* [INSTRUCTIONS TO FOLLOW] Track down each line that has the word "联网方式" and copy it.

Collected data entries

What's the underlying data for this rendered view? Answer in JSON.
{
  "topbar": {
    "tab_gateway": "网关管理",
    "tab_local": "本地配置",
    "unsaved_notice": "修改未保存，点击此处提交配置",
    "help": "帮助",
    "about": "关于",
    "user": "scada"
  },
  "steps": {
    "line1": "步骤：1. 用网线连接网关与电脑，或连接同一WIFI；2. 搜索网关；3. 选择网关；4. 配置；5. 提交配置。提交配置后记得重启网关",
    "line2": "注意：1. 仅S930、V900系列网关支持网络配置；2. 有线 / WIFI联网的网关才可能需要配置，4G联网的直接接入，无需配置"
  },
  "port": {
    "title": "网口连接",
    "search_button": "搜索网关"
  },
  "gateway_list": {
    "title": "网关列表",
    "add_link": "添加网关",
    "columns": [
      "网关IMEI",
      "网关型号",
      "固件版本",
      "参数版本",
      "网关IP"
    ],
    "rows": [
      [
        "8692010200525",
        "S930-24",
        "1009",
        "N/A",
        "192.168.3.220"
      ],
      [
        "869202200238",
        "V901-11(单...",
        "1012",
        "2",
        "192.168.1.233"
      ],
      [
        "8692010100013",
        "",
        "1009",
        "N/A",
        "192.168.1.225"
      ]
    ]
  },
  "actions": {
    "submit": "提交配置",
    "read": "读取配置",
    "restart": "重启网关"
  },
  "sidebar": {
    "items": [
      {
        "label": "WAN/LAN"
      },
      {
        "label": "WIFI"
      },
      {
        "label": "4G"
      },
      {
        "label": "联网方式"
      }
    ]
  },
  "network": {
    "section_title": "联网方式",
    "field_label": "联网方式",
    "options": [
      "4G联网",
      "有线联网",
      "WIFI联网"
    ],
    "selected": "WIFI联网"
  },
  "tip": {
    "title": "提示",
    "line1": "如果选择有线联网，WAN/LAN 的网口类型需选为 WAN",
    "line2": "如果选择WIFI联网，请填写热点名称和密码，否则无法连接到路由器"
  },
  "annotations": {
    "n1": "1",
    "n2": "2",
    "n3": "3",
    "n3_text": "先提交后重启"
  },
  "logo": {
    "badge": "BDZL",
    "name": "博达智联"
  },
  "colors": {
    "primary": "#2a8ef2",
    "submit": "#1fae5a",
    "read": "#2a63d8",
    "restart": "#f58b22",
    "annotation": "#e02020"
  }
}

* [THE SOLUTION]
        "label": "联网方式"
    "section_title": "联网方式",
    "field_label": "联网方式",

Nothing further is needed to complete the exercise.